Dataset records:
---*---
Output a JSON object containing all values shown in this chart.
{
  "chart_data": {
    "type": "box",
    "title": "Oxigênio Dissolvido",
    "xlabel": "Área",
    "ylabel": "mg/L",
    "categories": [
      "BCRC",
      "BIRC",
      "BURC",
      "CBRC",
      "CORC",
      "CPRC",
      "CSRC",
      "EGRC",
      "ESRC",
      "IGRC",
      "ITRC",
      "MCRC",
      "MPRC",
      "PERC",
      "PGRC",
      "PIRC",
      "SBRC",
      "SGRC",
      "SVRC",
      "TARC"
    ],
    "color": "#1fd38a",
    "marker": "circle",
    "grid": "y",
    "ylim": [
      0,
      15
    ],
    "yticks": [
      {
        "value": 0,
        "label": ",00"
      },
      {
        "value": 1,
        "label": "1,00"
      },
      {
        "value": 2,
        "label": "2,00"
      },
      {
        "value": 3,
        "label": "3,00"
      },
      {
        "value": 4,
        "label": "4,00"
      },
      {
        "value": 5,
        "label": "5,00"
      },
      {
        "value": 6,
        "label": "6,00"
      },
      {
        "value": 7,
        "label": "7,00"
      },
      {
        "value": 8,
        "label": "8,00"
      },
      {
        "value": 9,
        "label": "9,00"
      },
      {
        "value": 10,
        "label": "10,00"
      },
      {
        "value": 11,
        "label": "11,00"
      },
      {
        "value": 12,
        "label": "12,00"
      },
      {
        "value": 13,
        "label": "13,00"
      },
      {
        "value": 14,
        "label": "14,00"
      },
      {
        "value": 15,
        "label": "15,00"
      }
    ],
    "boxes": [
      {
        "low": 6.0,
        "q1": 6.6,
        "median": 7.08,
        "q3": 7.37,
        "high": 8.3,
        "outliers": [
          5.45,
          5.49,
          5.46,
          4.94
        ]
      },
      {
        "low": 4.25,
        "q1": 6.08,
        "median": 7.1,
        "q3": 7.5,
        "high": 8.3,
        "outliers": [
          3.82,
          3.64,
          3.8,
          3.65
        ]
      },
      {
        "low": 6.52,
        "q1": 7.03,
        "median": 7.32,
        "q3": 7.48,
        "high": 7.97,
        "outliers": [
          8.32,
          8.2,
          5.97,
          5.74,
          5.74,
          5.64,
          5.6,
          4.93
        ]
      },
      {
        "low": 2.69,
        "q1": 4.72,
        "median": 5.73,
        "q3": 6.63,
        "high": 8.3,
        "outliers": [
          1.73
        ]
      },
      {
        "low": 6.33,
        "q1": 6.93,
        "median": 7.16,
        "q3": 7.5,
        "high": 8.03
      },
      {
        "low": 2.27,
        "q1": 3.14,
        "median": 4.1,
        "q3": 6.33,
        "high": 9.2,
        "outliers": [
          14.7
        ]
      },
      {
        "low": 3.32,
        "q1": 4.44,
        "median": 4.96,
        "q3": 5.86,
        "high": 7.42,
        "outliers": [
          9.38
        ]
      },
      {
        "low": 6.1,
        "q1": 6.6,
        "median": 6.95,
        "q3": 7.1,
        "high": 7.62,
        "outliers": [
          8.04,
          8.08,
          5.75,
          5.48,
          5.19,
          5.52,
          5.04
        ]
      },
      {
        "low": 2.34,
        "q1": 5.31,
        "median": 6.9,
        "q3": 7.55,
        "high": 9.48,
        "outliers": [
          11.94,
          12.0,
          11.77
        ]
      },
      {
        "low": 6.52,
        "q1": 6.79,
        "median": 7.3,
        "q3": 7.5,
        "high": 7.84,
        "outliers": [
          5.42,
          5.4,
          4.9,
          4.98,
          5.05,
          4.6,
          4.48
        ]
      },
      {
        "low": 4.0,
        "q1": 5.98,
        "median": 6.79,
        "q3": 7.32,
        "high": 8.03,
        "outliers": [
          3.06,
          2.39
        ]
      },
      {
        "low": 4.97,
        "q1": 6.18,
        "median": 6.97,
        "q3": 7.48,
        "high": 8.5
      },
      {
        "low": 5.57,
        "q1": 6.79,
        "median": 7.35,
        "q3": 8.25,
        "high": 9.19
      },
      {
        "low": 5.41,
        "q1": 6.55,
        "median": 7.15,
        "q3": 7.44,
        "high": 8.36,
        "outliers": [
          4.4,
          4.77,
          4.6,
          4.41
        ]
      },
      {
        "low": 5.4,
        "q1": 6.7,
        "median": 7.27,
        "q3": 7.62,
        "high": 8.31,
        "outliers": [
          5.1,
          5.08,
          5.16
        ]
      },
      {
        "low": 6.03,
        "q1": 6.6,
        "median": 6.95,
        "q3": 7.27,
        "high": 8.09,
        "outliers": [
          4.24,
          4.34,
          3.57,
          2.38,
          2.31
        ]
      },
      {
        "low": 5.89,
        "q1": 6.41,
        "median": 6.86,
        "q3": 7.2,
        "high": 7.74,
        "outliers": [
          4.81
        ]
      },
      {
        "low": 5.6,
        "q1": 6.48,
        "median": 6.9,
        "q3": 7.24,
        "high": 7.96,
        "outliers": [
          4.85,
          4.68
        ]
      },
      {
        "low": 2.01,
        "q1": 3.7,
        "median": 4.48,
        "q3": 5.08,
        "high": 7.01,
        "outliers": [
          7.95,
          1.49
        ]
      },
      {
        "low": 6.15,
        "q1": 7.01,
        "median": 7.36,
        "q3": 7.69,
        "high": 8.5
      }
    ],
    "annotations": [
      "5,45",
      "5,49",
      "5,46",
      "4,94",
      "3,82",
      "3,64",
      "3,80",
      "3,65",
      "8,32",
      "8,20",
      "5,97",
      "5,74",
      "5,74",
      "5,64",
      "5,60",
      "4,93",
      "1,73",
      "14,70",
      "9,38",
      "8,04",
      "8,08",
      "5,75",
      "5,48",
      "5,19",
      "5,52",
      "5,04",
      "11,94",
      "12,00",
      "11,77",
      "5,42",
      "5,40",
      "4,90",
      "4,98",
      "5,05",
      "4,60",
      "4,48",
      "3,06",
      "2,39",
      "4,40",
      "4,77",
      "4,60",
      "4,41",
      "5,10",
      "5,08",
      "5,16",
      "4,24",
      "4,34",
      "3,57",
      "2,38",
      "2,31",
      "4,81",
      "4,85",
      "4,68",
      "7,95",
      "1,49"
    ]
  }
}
---*---
:: Challenge ::
Copy every record exactly as presented.

:: Written response ::
Output a JSON object containing all values shown in this chart.
{
  "chart_data": {
    "type": "box",
    "title": "Oxigênio Dissolvido",
    "xlabel": "Área",
    "ylabel": "mg/L",
    "categories": [
      "BCRC",
      "BIRC",
      "BURC",
      "CBRC",
      "CORC",
      "CPRC",
      "CSRC",
      "EGRC",
      "ESRC",
      "IGRC",
      "ITRC",
      "MCRC",
      "MPRC",
      "PERC",
      "PGRC",
      "PIRC",
      "SBRC",
      "SGRC",
      "SVRC",
      "TARC"
    ],
    "color": "#1fd38a",
    "marker": "circle",
    "grid": "y",
    "ylim": [
      0,
      15
    ],
    "yticks": [
      {
        "value": 0,
        "label": ",00"
      },
      {
        "value": 1,
        "label": "1,00"
      },
      {
        "value": 2,
        "label": "2,00"
      },
      {
        "value": 3,
        "label": "3,00"
      },
      {
        "value": 4,
        "label": "4,00"
      },
      {
        "value": 5,
        "label": "5,00"
      },
      {
        "value": 6,
        "label": "6,00"
      },
      {
        "value": 7,
        "label": "7,00"
      },
      {
        "value": 8,
        "label": "8,00"
      },
      {
        "value": 9,
        "label": "9,00"
      },
      {
        "value": 10,
        "label": "10,00"
      },
      {
        "value": 11,
        "label": "11,00"
      },
      {
        "value": 12,
        "label": "12,00"
      },
      {
        "value": 13,
        "label": "13,00"
      },
      {
        "value": 14,
        "label": "14,00"
      },
      {
        "value": 15,
        "label": "15,00"
      }
    ],
    "boxes": [
      {
        "low": 6.0,
        "q1": 6.6,
        "median": 7.08,
        "q3": 7.37,
        "high": 8.3,
        "outliers": [
          5.45,
          5.49,
          5.46,
          4.94
        ]
      },
      {
        "low": 4.25,
        "q1": 6.08,
        "median": 7.1,
        "q3": 7.5,
        "high": 8.3,
        "outliers": [
          3.82,
          3.64,
          3.8,
          3.65
        ]
      },
      {
        "low": 6.52,
        "q1": 7.03,
        "median": 7.32,
        "q3": 7.48,
        "high": 7.97,
        "outliers": [
          8.32,
          8.2,
          5.97,
          5.74,
          5.74,
          5.64,
          5.6,
          4.93
        ]
      },
      {
        "low": 2.69,
        "q1": 4.72,
        "median": 5.73,
        "q3": 6.63,
        "high": 8.3,
        "outliers": [
          1.73
        ]
      },
      {
        "low": 6.33,
        "q1": 6.93,
        "median": 7.16,
        "q3": 7.5,
        "high": 8.03
      },
      {
        "low": 2.27,
        "q1": 3.14,
        "median": 4.1,
        "q3": 6.33,
        "high": 9.2,
        "outliers": [
          14.7
        ]
      },
      {
        "low": 3.32,
        "q1": 4.44,
        "median": 4.96,
        "q3": 5.86,
        "high": 7.42,
        "outliers": [
          9.38
        ]
      },
      {
        "low": 6.1,
        "q1": 6.6,
        "median": 6.95,
        "q3": 7.1,
        "high": 7.62,
        "outliers": [
          8.04,
          8.08,
          5.75,
          5.48,
          5.19,
          5.52,
          5.04
        ]
      },
      {
        "low": 2.34,
        "q1": 5.31,
        "median": 6.9,
        "q3": 7.55,
        "high": 9.48,
        "outliers": [
          11.94,
          12.0,
          11.77
        ]
      },
      {
        "low": 6.52,
        "q1": 6.79,
        "median": 7.3,
        "q3": 7.5,
        "high": 7.84,
        "outliers": [
          5.42,
          5.4,
          4.9,
          4.98,
          5.05,
          4.6,
          4.48
        ]
      },
      {
        "low": 4.0,
        "q1": 5.98,
        "median": 6.79,
        "q3": 7.32,
        "high": 8.03,
        "outliers": [
          3.06,
          2.39
        ]
      },
      {
        "low": 4.97,
        "q1": 6.18,
        "median": 6.97,
        "q3": 7.48,
        "high": 8.5
      },
      {
        "low": 5.57,
        "q1": 6.79,
        "median": 7.35,
        "q3": 8.25,
        "high": 9.19
      },
      {
        "low": 5.41,
        "q1": 6.55,
        "median": 7.15,
        "q3": 7.44,
        "high": 8.36,
        "outliers": [
          4.4,
          4.77,
          4.6,
          4.41
        ]
      },
      {
        "low": 5.4,
        "q1": 6.7,
        "median": 7.27,
        "q3": 7.62,
        "high": 8.31,
        "outliers": [
          5.1,
          5.08,
          5.16
        ]
      },
      {
        "low": 6.03,
        "q1": 6.6,
        "median": 6.95,
        "q3": 7.27,
        "high": 8.09,
        "outliers": [
          4.24,
          4.34,
          3.57,
          2.38,
          2.31
        ]
      },
      {
        "low": 5.89,
        "q1": 6.41,
        "median": 6.86,
        "q3": 7.2,
        "high": 7.74,
        "outliers": [
          4.81
        ]
      },
      {
        "low": 5.6,
        "q1": 6.48,
        "median": 6.9,
        "q3": 7.24,
        "high": 7.96,
        "outliers": [
          4.85,
          4.68
        ]
      },
      {
        "low": 2.01,
        "q1": 3.7,
        "median": 4.48,
        "q3": 5.08,
        "high": 7.01,
        "outliers": [
          7.95,
          1.49
        ]
      },
      {
        "low": 6.15,
        "q1": 7.01,
        "median": 7.36,
        "q3": 7.69,
        "high": 8.5
      }
    ],
    "annotations": [
      "5,45",
      "5,49",
      "5,46",
      "4,94",
      "3,82",
      "3,64",
      "3,80",
      "3,65",
      "8,32",
      "8,20",
      "5,97",
      "5,74",
      "5,74",
      "5,64",
      "5,60",
      "4,93",
      "1,73",
      "14,70",
      "9,38",
      "8,04",
      "8,08",
      "5,75",
      "5,48",
      "5,19",
      "5,52",
      "5,04",
      "11,94",
      "12,00",
      "11,77",
      "5,42",
      "5,40",
      "4,90",
      "4,98",
      "5,05",
      "4,60",
      "4,48",
      "3,06",
      "2,39",
      "4,40",
      "4,77",
      "4,60",
      "4,41",
      "5,10",
      "5,08",
      "5,16",
      "4,24",
      "4,34",
      "3,57",
      "2,38",
      "2,31",
      "4,81",
      "4,85",
      "4,68",
      "7,95",
      "1,49"
    ]
  }
}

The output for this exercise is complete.